___ Record excerpts ___

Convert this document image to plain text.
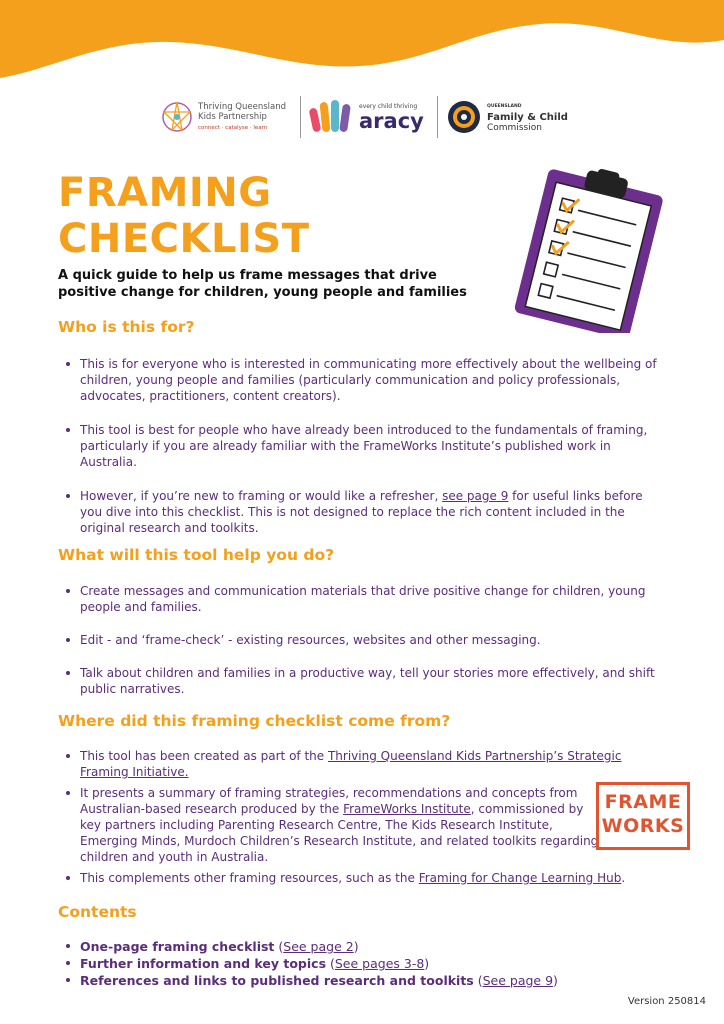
Thriving Queensland
Kids Partnership
connect · catalyse · learn
every child thriving
aracy
QUEENSLAND
Family & Child
Commission
FRAMING
CHECKLIST
A quick guide to help us frame messages that drive positive change for children, young people and families
Who is this for?
This is for everyone who is interested in communicating more effectively about the wellbeing of children, young people and families (particularly communication and policy professionals, advocates, practitioners, content creators).
This tool is best for people who have already been introduced to the fundamentals of framing, particularly if you are already familiar with the FrameWorks Institute’s published work in Australia.
However, if you’re new to framing or would like a refresher, see page 9 for useful links before you dive into this checklist. This is not designed to replace the rich content included in the original research and toolkits.
What will this tool help you do?
Create messages and communication materials that drive positive change for children, young people and families.
Edit - and ‘frame-check’ - existing resources, websites and other messaging.
Talk about children and families in a productive way, tell your stories more effectively, and shift public narratives.
Where did this framing checklist come from?
This tool has been created as part of the Thriving Queensland Kids Partnership’s Strategic Framing Initiative.
It presents a summary of framing strategies, recommendations and concepts from Australian-based research produced by the FrameWorks Institute, commissioned by key partners including Parenting Research Centre, The Kids Research Institute, Emerging Minds, Murdoch Children’s Research Institute, and related toolkits regarding children and youth in Australia.
This complements other framing resources, such as the Framing for Change Learning Hub.
FRAME
WORKS
Contents
One-page framing checklist (See page 2)
Further information and key topics (See pages 3-8)
References and links to published research and toolkits (See page 9)
Version 250814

___

Stated problem: Nothing in the entries above should change when they are printed again, except that the pictures are dropped.

Expected answer:
Convert this document image to plain text.
Thriving Queensland
Kids Partnership
connect · catalyse · learn
every child thriving
aracy
QUEENSLAND
Family & Child
Commission
FRAMING
CHECKLIST
A quick guide to help us frame messages that drive positive change for children, young people and families
Who is this for?
This is for everyone who is interested in communicating more effectively about the wellbeing of children, young people and families (particularly communication and policy professionals, advocates, practitioners, content creators).
This tool is best for people who have already been introduced to the fundamentals of framing, particularly if you are already familiar with the FrameWorks Institute’s published work in Australia.
However, if you’re new to framing or would like a refresher, see page 9 for useful links before you dive into this checklist. This is not designed to replace the rich content included in the original research and toolkits.
What will this tool help you do?
Create messages and communication materials that drive positive change for children, young people and families.
Edit - and ‘frame-check’ - existing resources, websites and other messaging.
Talk about children and families in a productive way, tell your stories more effectively, and shift public narratives.
Where did this framing checklist come from?
This tool has been created as part of the Thriving Queensland Kids Partnership’s Strategic Framing Initiative.
It presents a summary of framing strategies, recommendations and concepts from Australian-based research produced by the FrameWorks Institute, commissioned by key partners including Parenting Research Centre, The Kids Research Institute, Emerging Minds, Murdoch Children’s Research Institute, and related toolkits regarding children and youth in Australia.
This complements other framing resources, such as the Framing for Change Learning Hub.
FRAME
WORKS
Contents
One-page framing checklist (See page 2)
Further information and key topics (See pages 3-8)
References and links to published research and toolkits (See page 9)
Version 250814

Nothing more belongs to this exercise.